> [WHAT TO PRODUCE]
Count each line below that has "author" anywhere in it. Answer with the total alone.

> [INPUT DATA]
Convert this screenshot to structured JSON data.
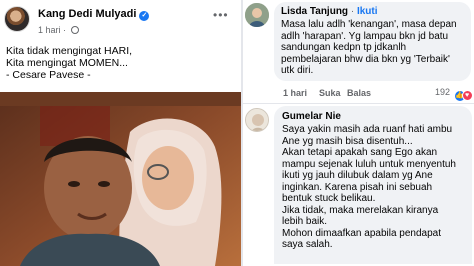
{
  "post": {
    "author": "Kang Dedi Mulyadi",
    "time": "1 hari",
    "lines": [
      "Kita tidak mengingat HARI,",
      "Kita mengingat MOMEN...",
      "- Cesare Pavese -"
    ],
    "icons": {
      "verified": "verified-badge-icon",
      "privacy": "globe-icon",
      "more": "more-options-icon"
    }
  },
  "comment1": {
    "author": "Lisda Tanjung",
    "follow_sep": " · ",
    "follow_label": "Ikuti",
    "lines": [
      "Masa lalu adlh 'kenangan', masa depan",
      "adlh 'harapan'. Yg lampau bkn jd batu",
      "sandungan kedpn tp jdkanlh",
      "pembelajaran bhw dia bkn yg 'Terbaik'",
      "utk diri."
    ],
    "time": "1 hari",
    "like_label": "Suka",
    "reply_label": "Balas",
    "reaction_count": "192",
    "colors": {
      "like": "#1877f2",
      "love": "#f33e58"
    }
  },
  "comment2": {
    "author": "Gumelar Nie",
    "lines": [
      "Saya yakin masih ada ruanf hati ambu",
      "Ane yg masih bisa disentuh...",
      "Akan tetapi apakah sang Ego akan",
      "mampu sejenak luluh untuk menyentuh",
      "ikuti yg jauh dilubuk dalam yg Ane",
      "inginkan. Karena pisah ini sebuah",
      "bentuk stuck belikau.",
      "Jika tidak, maka merelakan kiranya",
      "lebih baik.",
      "Mohon dimaafkan apabila pendapat",
      "saya salah."
    ]
  }
}
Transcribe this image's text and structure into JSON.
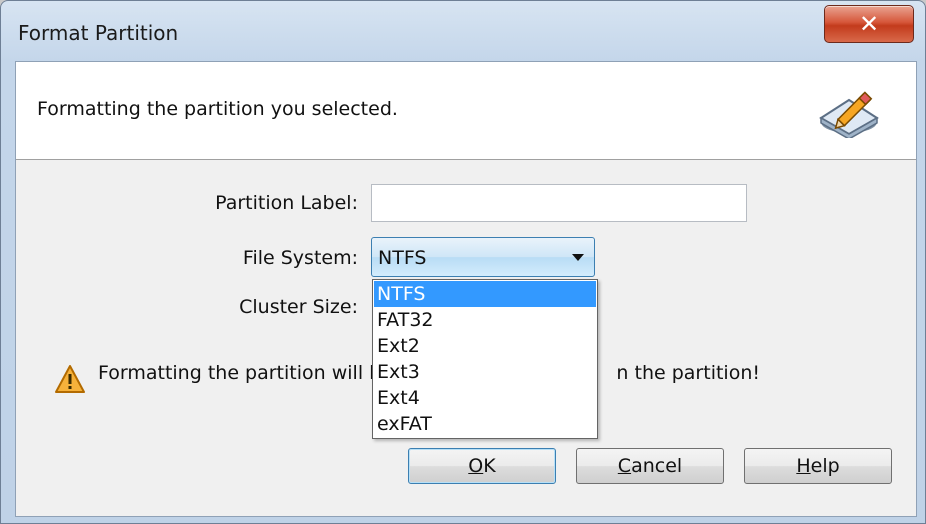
{
  "window": {
    "title": "Format Partition",
    "close_label": "✕"
  },
  "header": {
    "text": "Formatting the partition you selected.",
    "icon": "disk-pencil-icon"
  },
  "form": {
    "partition_label": {
      "label": "Partition Label:",
      "value": "",
      "placeholder": ""
    },
    "file_system": {
      "label": "File System:",
      "selected": "NTFS",
      "options": [
        "NTFS",
        "FAT32",
        "Ext2",
        "Ext3",
        "Ext4",
        "exFAT"
      ],
      "highlighted_index": 0
    },
    "cluster_size": {
      "label": "Cluster Size:"
    }
  },
  "warning": {
    "icon": "warning-icon",
    "text_start": "Formatting the partition will l",
    "text_end": "n the partition!"
  },
  "buttons": {
    "ok": {
      "mnemonic": "O",
      "rest": "K"
    },
    "cancel": {
      "mnemonic": "C",
      "rest": "ancel"
    },
    "help": {
      "mnemonic": "H",
      "rest": "elp"
    }
  },
  "colors": {
    "selection": "#3399ff",
    "title_gradient_top": "#d7e4f2",
    "close_button": "#c33b1c"
  }
}
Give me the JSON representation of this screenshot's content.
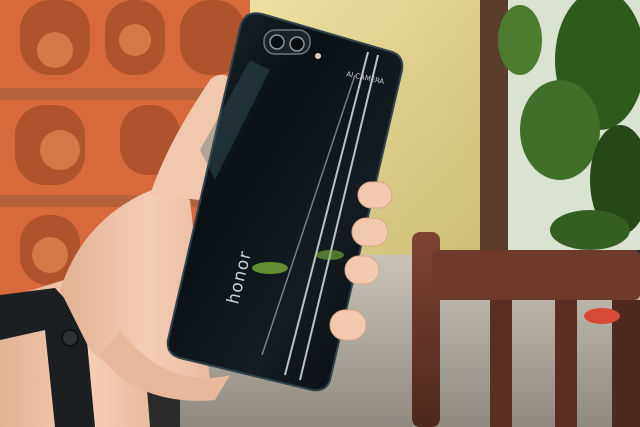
{
  "photo": {
    "phone": {
      "brand_logo": "honor",
      "camera_label": "AI CAMERA",
      "body_color": "#0b1014"
    },
    "colors": {
      "brick_wall": "#e2713a",
      "brick_shadow": "#a8502a",
      "yellow_wall": "#e3d48f",
      "foliage": "#2f5a1e",
      "chair_wood": "#6a3628",
      "floor": "#b9b4a8",
      "skin": "#f0c7ae",
      "wristband": "#1c1f22"
    }
  }
}
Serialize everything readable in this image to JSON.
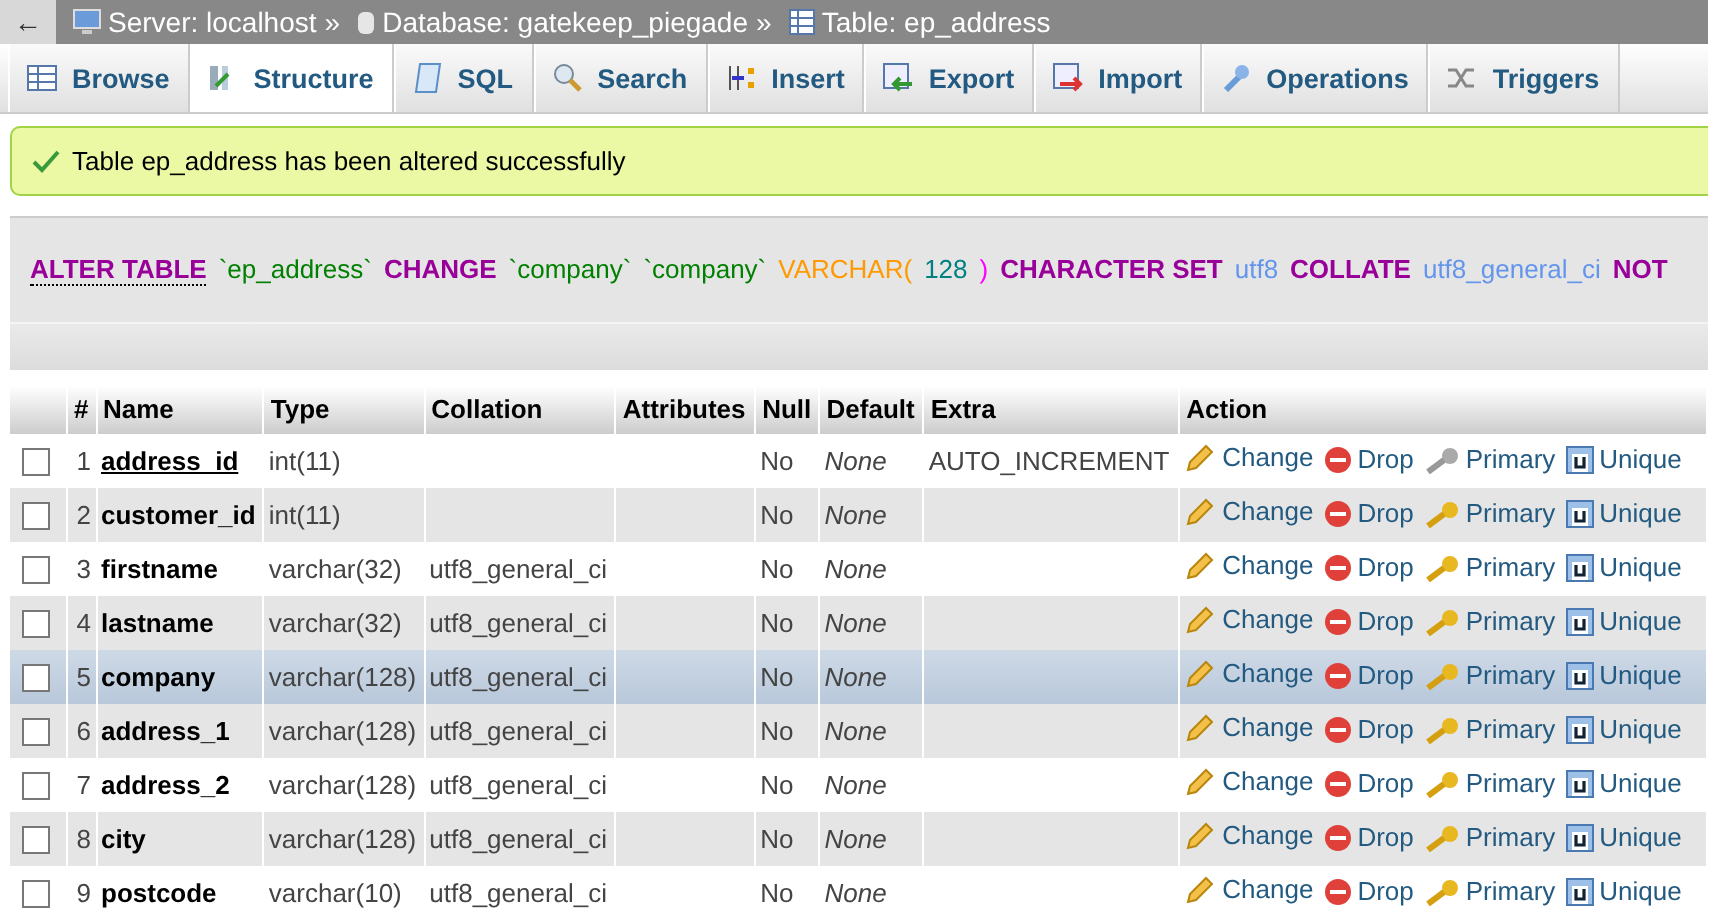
{
  "breadcrumb": {
    "back": "←",
    "items": [
      {
        "kind": "server",
        "label": "Server: localhost"
      },
      {
        "kind": "database",
        "label": "Database: gatekeep_piegade"
      },
      {
        "kind": "table",
        "label": "Table: ep_address"
      }
    ],
    "separator": "»"
  },
  "tabs": [
    {
      "label": "Browse",
      "selected": false
    },
    {
      "label": "Structure",
      "selected": true
    },
    {
      "label": "SQL",
      "selected": false
    },
    {
      "label": "Search",
      "selected": false
    },
    {
      "label": "Insert",
      "selected": false
    },
    {
      "label": "Export",
      "selected": false
    },
    {
      "label": "Import",
      "selected": false
    },
    {
      "label": "Operations",
      "selected": false
    },
    {
      "label": "Triggers",
      "selected": false
    }
  ],
  "message": "Table ep_address has been altered successfully",
  "sql": [
    {
      "kind": "doc_keyword",
      "text": "ALTER TABLE"
    },
    {
      "kind": "identifier",
      "text": "`ep_address`"
    },
    {
      "kind": "keyword",
      "text": "CHANGE"
    },
    {
      "kind": "identifier",
      "text": "`company`"
    },
    {
      "kind": "identifier",
      "text": "`company`"
    },
    {
      "kind": "function",
      "text": "VARCHAR("
    },
    {
      "kind": "number",
      "text": "128"
    },
    {
      "kind": "paren",
      "text": ")"
    },
    {
      "kind": "keyword",
      "text": "CHARACTER SET"
    },
    {
      "kind": "charset",
      "text": "utf8"
    },
    {
      "kind": "keyword",
      "text": "COLLATE"
    },
    {
      "kind": "charset",
      "text": "utf8_general_ci"
    },
    {
      "kind": "keyword",
      "text": "NOT"
    }
  ],
  "table": {
    "columns": [
      "#",
      "Name",
      "Type",
      "Collation",
      "Attributes",
      "Null",
      "Default",
      "Extra",
      "Action"
    ],
    "rows": [
      {
        "num": "1",
        "name": "address_id",
        "type": "int(11)",
        "collation": "",
        "null": "No",
        "default": "None",
        "extra": "AUTO_INCREMENT",
        "checked": false,
        "primary_key": true,
        "highlighted": false,
        "actions": [
          "Change",
          "Drop",
          "Primary",
          "Unique"
        ]
      },
      {
        "num": "2",
        "name": "customer_id",
        "type": "int(11)",
        "collation": "",
        "null": "No",
        "default": "None",
        "extra": "",
        "checked": false,
        "primary_key": false,
        "highlighted": false,
        "actions": [
          "Change",
          "Drop",
          "Primary",
          "Unique"
        ]
      },
      {
        "num": "3",
        "name": "firstname",
        "type": "varchar(32)",
        "collation": "utf8_general_ci",
        "null": "No",
        "default": "None",
        "extra": "",
        "checked": false,
        "primary_key": false,
        "highlighted": false,
        "actions": [
          "Change",
          "Drop",
          "Primary",
          "Unique"
        ]
      },
      {
        "num": "4",
        "name": "lastname",
        "type": "varchar(32)",
        "collation": "utf8_general_ci",
        "null": "No",
        "default": "None",
        "extra": "",
        "checked": false,
        "primary_key": false,
        "highlighted": false,
        "actions": [
          "Change",
          "Drop",
          "Primary",
          "Unique"
        ]
      },
      {
        "num": "5",
        "name": "company",
        "type": "varchar(128)",
        "collation": "utf8_general_ci",
        "null": "No",
        "default": "None",
        "extra": "",
        "checked": false,
        "primary_key": false,
        "highlighted": true,
        "actions": [
          "Change",
          "Drop",
          "Primary",
          "Unique"
        ]
      },
      {
        "num": "6",
        "name": "address_1",
        "type": "varchar(128)",
        "collation": "utf8_general_ci",
        "null": "No",
        "default": "None",
        "extra": "",
        "checked": false,
        "primary_key": false,
        "highlighted": false,
        "actions": [
          "Change",
          "Drop",
          "Primary",
          "Unique"
        ]
      },
      {
        "num": "7",
        "name": "address_2",
        "type": "varchar(128)",
        "collation": "utf8_general_ci",
        "null": "No",
        "default": "None",
        "extra": "",
        "checked": false,
        "primary_key": false,
        "highlighted": false,
        "actions": [
          "Change",
          "Drop",
          "Primary",
          "Unique"
        ]
      },
      {
        "num": "8",
        "name": "city",
        "type": "varchar(128)",
        "collation": "utf8_general_ci",
        "null": "No",
        "default": "None",
        "extra": "",
        "checked": false,
        "primary_key": false,
        "highlighted": false,
        "actions": [
          "Change",
          "Drop",
          "Primary",
          "Unique"
        ]
      },
      {
        "num": "9",
        "name": "postcode",
        "type": "varchar(10)",
        "collation": "utf8_general_ci",
        "null": "No",
        "default": "None",
        "extra": "",
        "checked": false,
        "primary_key": false,
        "highlighted": false,
        "actions": [
          "Change",
          "Drop",
          "Primary",
          "Unique"
        ]
      }
    ]
  }
}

> [ANSWER TO THIS PROBLEM]
3